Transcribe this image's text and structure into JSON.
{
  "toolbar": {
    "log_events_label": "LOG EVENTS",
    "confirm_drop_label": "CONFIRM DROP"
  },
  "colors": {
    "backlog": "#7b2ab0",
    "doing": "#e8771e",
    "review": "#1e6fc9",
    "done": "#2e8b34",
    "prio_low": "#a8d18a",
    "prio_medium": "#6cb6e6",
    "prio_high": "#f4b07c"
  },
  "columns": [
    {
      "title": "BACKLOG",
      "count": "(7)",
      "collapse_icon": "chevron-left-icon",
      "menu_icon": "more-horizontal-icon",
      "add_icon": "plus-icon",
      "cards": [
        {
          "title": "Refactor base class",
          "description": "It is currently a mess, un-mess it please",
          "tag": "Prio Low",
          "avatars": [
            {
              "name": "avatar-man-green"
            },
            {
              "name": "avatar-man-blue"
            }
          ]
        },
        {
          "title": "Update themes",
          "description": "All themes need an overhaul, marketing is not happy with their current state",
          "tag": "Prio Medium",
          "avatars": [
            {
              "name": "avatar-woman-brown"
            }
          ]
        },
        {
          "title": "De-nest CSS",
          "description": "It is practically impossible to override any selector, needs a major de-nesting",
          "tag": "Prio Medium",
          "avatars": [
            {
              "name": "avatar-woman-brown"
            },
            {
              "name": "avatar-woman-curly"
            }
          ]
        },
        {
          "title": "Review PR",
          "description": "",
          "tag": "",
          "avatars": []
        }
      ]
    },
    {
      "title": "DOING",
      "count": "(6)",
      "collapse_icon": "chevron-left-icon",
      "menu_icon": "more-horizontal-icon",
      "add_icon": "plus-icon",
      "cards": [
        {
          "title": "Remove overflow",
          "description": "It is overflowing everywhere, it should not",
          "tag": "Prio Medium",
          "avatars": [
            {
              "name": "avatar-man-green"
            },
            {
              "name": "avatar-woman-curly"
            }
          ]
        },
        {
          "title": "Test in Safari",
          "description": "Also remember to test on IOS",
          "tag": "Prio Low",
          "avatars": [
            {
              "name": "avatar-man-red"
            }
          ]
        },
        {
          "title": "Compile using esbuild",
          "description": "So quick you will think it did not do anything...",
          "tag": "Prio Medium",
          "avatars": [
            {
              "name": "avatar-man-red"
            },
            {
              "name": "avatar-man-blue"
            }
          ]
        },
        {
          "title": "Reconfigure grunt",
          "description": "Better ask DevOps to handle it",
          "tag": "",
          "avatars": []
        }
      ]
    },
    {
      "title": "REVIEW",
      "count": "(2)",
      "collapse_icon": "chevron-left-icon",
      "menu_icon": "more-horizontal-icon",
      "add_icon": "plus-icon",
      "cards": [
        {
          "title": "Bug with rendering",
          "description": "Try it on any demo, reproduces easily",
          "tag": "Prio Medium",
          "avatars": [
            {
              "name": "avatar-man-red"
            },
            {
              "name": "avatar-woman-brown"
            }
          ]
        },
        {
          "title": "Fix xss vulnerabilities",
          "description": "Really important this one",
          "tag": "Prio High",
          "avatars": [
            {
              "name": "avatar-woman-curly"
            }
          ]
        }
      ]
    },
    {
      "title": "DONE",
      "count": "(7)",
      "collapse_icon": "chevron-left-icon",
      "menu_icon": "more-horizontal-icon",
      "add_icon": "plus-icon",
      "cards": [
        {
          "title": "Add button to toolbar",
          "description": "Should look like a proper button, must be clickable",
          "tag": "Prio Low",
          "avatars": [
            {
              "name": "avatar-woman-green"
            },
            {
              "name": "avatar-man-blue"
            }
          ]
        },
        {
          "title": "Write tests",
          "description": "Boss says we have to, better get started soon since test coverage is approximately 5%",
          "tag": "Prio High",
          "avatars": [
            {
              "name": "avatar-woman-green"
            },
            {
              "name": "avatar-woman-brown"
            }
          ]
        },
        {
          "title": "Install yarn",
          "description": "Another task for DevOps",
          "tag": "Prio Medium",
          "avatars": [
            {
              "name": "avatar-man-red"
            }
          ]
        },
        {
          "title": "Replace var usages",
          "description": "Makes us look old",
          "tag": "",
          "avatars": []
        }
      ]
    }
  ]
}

============

» **Stated goal**: Pick out and copy the lines of the material that include the word "DevOps".

» **The completed task**:
          "description": "Better ask DevOps to handle it",
          "description": "Another task for DevOps",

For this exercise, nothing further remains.